ページ抜粋.
<<<<

光学シートの凹凸形状の凹凸の平均山間隔Smpは25〜100μmであることが好ましく、30〜80μmであることがより好ましく、30〜70μmであることがさらに好ましい。傾斜角度分布曲線のプラス方向の変曲点を示す傾斜角度及び変曲点とピーク値との傾斜角度差を本発明の範囲とした上でSmpを前記範囲とすることにより、緩すぎずかつ急すぎない凹凸形状とすることができ、ギラツキを防止しやすくできるとともに、防眩性、密着防止、干渉縞防止、電極形状及び傷の不可視化、解像度の低下防止、白化防止等の諸性能を発揮しやすくできる。
Smpは次のように求める。3次元粗さ曲面から基準面より高い部分で一つの領域で囲まれた部分を一つの山としたきの山の個数をPsとし、測定領域全体(基準面)の面積をAとすると、Smpは下記式(4)で算出される。
上記Ra、RzおよびSmpは上述の干渉顕微鏡「New View」シリーズに付属の測定・解析アプリケーションソフト「MetroPro」により算出することができる。
上述の光学シートは、少なくとも一方の面に上述した凹凸形状を有し、光透過性を有するものであれば、特に制限することなく使用できる。また、上述した凹凸形状は光学シートの両面に有していてもよいが、取り扱い性、映像の視認性(解像度、白化)の観点から、上述した凹凸形状を片面に有し、他方の面は略平滑(Ra0.02μm以下)であることが好ましい。

>>>>

入力行.
<<<<

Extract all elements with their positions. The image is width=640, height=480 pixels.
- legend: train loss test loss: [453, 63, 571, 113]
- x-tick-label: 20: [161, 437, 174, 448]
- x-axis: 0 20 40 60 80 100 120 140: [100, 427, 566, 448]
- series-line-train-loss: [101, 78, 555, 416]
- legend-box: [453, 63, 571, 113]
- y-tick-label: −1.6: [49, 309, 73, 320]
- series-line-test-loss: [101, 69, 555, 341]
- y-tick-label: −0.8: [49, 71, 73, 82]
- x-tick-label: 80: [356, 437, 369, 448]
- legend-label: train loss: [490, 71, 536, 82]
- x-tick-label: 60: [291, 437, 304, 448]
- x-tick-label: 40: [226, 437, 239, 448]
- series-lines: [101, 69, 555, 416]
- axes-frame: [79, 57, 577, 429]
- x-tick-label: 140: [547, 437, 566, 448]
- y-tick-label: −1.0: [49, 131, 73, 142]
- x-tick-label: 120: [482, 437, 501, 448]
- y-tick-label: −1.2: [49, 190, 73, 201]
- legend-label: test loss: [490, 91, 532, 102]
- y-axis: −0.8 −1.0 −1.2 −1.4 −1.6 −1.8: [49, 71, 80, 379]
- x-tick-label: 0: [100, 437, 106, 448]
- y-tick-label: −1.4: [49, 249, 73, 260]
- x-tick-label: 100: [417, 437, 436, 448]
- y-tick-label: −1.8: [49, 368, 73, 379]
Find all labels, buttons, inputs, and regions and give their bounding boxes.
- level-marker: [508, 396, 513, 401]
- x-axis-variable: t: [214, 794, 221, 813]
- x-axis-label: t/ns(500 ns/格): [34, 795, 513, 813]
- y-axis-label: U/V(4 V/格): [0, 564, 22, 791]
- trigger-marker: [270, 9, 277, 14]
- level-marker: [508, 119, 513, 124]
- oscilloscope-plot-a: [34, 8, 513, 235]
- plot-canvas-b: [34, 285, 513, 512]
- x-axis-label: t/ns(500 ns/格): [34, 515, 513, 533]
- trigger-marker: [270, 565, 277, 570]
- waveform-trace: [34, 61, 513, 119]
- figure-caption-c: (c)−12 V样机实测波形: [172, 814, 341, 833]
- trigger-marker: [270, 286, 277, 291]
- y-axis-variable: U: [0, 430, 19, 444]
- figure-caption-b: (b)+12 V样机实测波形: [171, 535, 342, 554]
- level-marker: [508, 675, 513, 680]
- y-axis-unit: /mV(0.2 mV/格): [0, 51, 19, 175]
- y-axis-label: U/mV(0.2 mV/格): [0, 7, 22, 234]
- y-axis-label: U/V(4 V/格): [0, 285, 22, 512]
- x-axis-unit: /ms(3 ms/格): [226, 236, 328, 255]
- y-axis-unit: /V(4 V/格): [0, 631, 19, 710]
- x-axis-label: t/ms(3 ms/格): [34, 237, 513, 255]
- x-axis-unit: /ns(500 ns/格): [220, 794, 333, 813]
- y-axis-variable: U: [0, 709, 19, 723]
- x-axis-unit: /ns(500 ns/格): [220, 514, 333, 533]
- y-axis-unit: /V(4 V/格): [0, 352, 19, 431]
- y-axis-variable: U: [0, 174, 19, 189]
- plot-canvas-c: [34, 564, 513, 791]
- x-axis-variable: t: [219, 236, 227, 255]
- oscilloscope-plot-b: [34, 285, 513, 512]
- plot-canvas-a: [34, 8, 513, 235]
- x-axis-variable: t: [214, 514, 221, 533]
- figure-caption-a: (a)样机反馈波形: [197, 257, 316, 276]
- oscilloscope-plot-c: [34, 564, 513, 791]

>>>>

記述問題 1.
光学シートについての本文から、「光学シートの凹凸形状の凹凸の」から「以下)であることが好ましい。」までの全部をそのまま写すこと。
記述問題 2.
上の行の先頭から「- x-tick-label: 140: [547, 437, 566, 448]」を含む行までの全部について、「legend-box」を「legend-border」に置き換え、ほかは変えずにその範囲の行だけを書き出すこと。

解答 1.
光学シートの凹凸形状の凹凸の平均山間隔Smpは25〜100μmであることが好ましく、30〜80μmであることがより好ましく、30〜70μmであることがさらに好ましい。傾斜角度分布曲線のプラス方向の変曲点を示す傾斜角度及び変曲点とピーク値との傾斜角度差を本発明の範囲とした上でSmpを前記範囲とすることにより、緩すぎずかつ急すぎない凹凸形状とすることができ、ギラツキを防止しやすくできるとともに、防眩性、密着防止、干渉縞防止、電極形状及び傷の不可視化、解像度の低下防止、白化防止等の諸性能を発揮しやすくできる。
Smpは次のように求める。3次元粗さ曲面から基準面より高い部分で一つの領域で囲まれた部分を一つの山としたきの山の個数をPsとし、測定領域全体(基準面)の面積をAとすると、Smpは下記式(4)で算出される。
上記Ra、RzおよびSmpは上述の干渉顕微鏡「New View」シリーズに付属の測定・解析アプリケーションソフト「MetroPro」により算出することができる。
上述の光学シートは、少なくとも一方の面に上述した凹凸形状を有し、光透過性を有するものであれば、特に制限することなく使用できる。また、上述した凹凸形状は光学シートの両面に有していてもよいが、取り扱い性、映像の視認性(解像度、白化)の観点から、上述した凹凸形状を片面に有し、他方の面は略平滑(Ra0.02μm以下)であることが好ましい。

解答 2.
Extract all elements with their positions. The image is width=640, height=480 pixels.
- legend: train loss test loss: [453, 63, 571, 113]
- x-tick-label: 20: [161, 437, 174, 448]
- x-axis: 0 20 40 60 80 100 120 140: [100, 427, 566, 448]
- series-line-train-loss: [101, 78, 555, 416]
- legend-border: [453, 63, 571, 113]
- y-tick-label: −1.6: [49, 309, 73, 320]
- series-line-test-loss: [101, 69, 555, 341]
- y-tick-label: −0.8: [49, 71, 73, 82]
- x-tick-label: 80: [356, 437, 369, 448]
- legend-label: train loss: [490, 71, 536, 82]
- x-tick-label: 60: [291, 437, 304, 448]
- x-tick-label: 40: [226, 437, 239, 448]
- series-lines: [101, 69, 555, 416]
- axes-frame: [79, 57, 577, 429]
- x-tick-label: 140: [547, 437, 566, 448]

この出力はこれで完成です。